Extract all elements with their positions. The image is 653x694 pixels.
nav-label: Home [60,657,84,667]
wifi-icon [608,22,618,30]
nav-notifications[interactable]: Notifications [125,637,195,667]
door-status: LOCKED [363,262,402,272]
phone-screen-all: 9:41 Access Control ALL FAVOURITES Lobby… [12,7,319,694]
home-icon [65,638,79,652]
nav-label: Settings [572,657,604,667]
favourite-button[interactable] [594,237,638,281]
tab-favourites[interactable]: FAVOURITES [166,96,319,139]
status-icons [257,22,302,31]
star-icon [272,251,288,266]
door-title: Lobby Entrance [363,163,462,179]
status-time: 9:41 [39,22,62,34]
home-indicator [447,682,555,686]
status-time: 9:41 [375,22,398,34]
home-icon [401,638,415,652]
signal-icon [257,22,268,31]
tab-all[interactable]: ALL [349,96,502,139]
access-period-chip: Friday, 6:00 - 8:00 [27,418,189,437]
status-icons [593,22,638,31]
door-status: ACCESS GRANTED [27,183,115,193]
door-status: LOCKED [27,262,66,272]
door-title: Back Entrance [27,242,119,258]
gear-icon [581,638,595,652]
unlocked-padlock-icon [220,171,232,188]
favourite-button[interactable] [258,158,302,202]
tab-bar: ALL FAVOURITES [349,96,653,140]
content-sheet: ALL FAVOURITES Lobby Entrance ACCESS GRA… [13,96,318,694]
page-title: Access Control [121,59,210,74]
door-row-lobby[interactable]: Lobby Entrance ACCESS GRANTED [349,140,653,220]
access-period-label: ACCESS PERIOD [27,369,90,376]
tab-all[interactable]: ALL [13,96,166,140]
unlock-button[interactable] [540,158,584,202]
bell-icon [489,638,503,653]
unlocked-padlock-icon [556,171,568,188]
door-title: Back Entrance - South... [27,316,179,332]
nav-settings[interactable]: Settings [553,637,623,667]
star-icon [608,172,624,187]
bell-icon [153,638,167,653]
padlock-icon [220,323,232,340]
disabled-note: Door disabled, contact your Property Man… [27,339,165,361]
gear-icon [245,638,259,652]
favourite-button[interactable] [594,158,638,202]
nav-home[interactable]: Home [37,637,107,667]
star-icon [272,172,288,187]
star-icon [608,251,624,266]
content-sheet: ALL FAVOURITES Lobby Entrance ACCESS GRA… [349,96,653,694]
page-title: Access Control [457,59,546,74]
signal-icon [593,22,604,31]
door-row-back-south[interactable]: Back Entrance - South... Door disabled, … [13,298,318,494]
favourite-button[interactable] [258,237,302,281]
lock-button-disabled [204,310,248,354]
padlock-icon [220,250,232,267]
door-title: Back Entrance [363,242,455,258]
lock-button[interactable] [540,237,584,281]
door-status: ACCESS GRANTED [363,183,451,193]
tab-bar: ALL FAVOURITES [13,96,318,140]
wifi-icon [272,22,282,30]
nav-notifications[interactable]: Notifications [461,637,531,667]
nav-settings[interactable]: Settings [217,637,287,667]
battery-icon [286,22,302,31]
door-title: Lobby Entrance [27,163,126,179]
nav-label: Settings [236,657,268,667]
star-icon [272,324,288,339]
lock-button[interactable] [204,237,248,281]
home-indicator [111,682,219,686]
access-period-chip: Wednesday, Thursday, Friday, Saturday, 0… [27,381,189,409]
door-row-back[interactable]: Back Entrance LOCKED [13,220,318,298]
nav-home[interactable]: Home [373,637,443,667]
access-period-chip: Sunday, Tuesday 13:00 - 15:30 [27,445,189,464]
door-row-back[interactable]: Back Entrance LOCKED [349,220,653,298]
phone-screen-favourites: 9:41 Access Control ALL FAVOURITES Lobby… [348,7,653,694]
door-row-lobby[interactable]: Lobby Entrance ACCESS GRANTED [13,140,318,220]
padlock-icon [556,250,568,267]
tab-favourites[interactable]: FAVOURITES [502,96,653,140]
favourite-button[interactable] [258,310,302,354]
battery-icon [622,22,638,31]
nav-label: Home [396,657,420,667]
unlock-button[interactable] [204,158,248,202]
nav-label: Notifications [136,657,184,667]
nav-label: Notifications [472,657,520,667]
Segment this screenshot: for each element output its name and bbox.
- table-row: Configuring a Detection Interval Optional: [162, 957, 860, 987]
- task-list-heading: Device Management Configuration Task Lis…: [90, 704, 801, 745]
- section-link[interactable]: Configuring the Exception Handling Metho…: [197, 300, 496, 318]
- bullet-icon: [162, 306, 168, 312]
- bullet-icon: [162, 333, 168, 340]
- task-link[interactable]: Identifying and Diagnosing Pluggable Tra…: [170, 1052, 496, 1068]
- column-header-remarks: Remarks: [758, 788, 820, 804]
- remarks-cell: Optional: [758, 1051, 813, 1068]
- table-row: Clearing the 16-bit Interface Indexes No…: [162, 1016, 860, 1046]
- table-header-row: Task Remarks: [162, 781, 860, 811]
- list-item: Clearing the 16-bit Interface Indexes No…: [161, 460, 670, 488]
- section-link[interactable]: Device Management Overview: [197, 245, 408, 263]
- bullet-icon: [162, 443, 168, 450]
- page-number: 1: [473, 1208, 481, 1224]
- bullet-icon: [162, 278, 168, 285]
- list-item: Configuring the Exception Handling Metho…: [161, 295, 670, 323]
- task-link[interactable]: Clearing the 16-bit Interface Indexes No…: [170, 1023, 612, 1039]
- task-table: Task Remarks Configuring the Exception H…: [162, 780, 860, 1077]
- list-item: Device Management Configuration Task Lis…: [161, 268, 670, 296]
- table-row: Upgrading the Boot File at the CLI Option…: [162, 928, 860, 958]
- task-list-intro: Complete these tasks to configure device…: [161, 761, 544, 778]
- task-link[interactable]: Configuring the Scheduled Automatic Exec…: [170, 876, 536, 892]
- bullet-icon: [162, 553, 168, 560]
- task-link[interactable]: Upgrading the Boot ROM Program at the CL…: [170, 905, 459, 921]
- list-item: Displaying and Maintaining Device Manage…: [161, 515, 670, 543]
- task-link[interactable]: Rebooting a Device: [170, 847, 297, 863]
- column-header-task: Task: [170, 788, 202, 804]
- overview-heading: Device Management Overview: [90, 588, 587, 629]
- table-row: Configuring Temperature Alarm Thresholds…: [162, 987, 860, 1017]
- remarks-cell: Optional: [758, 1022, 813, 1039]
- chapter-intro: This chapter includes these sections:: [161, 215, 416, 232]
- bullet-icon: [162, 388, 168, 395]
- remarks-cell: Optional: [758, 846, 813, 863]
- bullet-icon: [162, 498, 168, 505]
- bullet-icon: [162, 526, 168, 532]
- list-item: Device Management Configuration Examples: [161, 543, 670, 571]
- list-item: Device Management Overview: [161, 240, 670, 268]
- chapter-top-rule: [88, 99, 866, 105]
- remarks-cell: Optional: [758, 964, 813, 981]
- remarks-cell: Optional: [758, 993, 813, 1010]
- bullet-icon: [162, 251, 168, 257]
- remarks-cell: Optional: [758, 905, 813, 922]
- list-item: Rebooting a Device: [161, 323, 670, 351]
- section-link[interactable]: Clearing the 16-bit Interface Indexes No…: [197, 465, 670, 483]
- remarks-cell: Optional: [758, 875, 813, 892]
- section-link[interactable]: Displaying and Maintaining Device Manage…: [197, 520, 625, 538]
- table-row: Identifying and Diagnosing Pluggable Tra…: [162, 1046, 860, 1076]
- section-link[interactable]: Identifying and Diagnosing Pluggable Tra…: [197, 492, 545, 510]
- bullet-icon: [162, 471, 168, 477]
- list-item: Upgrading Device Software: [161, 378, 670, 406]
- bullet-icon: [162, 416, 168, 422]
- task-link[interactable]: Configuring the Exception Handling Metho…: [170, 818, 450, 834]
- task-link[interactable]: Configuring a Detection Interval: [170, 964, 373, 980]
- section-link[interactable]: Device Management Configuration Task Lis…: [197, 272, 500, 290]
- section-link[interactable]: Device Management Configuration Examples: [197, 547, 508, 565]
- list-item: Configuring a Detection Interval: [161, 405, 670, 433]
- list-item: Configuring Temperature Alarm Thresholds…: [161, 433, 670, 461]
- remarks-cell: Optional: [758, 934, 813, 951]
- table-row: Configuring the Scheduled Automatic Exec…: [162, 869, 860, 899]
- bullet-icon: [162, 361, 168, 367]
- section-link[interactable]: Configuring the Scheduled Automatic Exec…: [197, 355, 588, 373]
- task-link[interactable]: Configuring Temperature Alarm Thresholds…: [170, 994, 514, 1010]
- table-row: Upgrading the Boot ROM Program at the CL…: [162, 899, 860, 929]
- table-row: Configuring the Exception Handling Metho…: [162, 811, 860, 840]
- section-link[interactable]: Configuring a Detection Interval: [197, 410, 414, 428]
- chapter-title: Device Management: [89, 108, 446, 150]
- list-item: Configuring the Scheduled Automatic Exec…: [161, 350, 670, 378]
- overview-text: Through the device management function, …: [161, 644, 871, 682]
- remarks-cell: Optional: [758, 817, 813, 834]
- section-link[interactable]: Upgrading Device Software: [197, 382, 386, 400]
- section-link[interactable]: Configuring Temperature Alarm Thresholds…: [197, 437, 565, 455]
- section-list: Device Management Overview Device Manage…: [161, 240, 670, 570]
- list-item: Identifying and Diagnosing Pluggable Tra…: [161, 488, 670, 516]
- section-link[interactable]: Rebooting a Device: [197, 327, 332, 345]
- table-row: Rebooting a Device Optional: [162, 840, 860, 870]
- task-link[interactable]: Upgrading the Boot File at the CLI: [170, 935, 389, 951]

════════════════

EXERCISE: Gather every row above that contains the word "South", and copy each one in full.

SOLUTION TO THE PROBLEM:
door-title: Back Entrance - South... [27,316,179,332]
door-row-back-south[interactable]: Back Entrance - South... Door disabled, … [13,298,318,494]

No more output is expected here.